## WORK TO COMPLETE
Lines containing the string "JSON" are to be collected in full.

## DATA LINES
---*---

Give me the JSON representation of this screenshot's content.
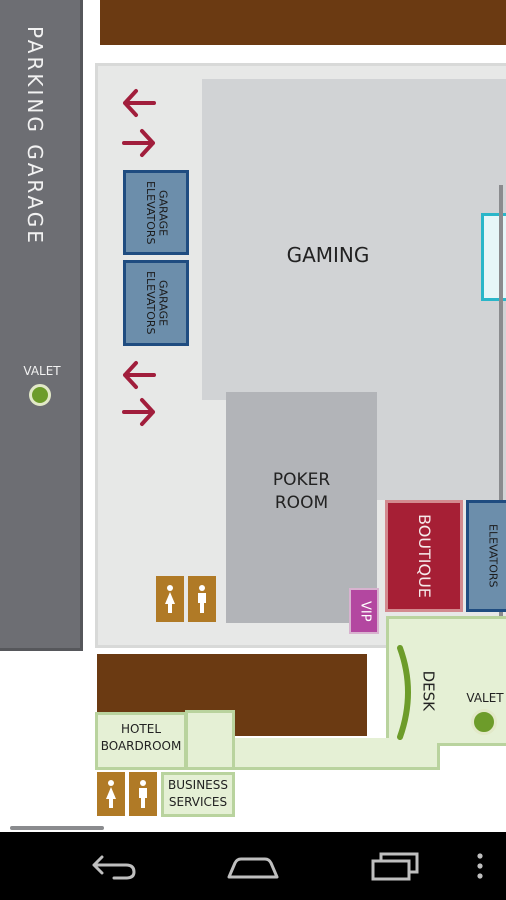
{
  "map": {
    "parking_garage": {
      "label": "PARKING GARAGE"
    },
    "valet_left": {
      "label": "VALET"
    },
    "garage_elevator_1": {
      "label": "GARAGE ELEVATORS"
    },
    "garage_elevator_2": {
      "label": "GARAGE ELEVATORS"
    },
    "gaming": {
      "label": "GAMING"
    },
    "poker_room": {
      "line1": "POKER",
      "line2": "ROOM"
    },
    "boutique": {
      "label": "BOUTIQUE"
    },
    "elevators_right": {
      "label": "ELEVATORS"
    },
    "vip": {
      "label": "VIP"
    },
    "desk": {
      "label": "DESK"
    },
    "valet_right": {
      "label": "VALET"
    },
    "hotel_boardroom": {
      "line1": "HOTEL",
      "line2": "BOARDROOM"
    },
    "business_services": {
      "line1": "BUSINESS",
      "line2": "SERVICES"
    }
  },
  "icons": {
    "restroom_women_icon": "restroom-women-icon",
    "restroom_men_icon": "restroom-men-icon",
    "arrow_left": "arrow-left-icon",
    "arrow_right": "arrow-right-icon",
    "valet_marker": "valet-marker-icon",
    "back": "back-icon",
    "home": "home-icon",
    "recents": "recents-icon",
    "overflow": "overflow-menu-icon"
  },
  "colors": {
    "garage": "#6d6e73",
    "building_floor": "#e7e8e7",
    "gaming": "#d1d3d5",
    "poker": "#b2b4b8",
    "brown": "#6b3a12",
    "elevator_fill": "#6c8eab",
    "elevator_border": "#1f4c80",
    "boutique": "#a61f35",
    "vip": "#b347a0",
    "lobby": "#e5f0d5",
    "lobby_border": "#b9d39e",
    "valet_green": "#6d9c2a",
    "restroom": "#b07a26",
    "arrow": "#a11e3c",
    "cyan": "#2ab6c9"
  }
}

---*---

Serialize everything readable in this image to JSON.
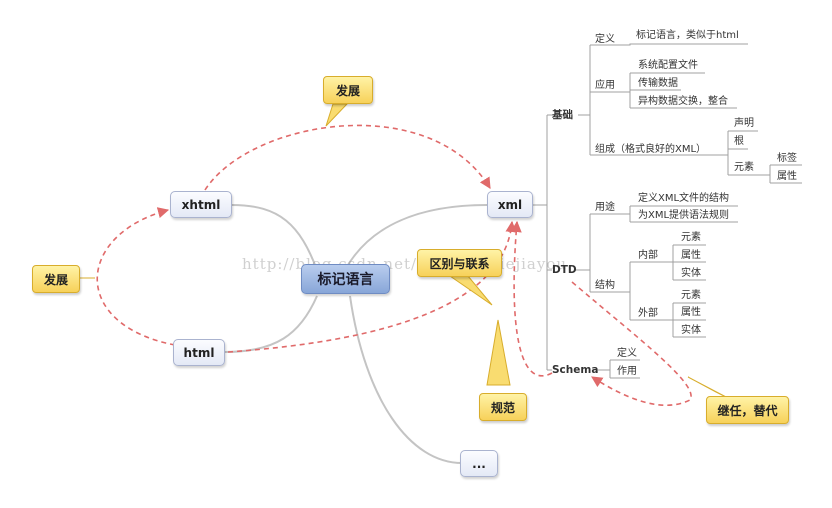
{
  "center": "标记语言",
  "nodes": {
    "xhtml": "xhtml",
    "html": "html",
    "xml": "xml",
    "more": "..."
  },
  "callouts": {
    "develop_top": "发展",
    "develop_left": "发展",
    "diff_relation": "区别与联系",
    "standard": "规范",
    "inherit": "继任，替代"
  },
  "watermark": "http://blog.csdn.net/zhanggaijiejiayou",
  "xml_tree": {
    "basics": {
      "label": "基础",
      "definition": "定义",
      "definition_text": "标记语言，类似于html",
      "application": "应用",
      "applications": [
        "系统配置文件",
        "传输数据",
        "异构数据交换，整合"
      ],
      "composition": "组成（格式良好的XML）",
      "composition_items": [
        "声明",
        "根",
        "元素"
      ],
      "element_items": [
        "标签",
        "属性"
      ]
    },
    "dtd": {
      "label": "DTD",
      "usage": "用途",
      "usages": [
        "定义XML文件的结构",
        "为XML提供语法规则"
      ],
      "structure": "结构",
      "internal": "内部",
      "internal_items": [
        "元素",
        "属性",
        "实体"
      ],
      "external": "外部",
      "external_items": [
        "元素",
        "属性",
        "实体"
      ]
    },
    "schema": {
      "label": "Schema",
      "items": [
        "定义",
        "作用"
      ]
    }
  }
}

---*---

## IN RESPONSE
Give me the JSON representation of this screenshot's content.
Serialize everything readable in this image to JSON.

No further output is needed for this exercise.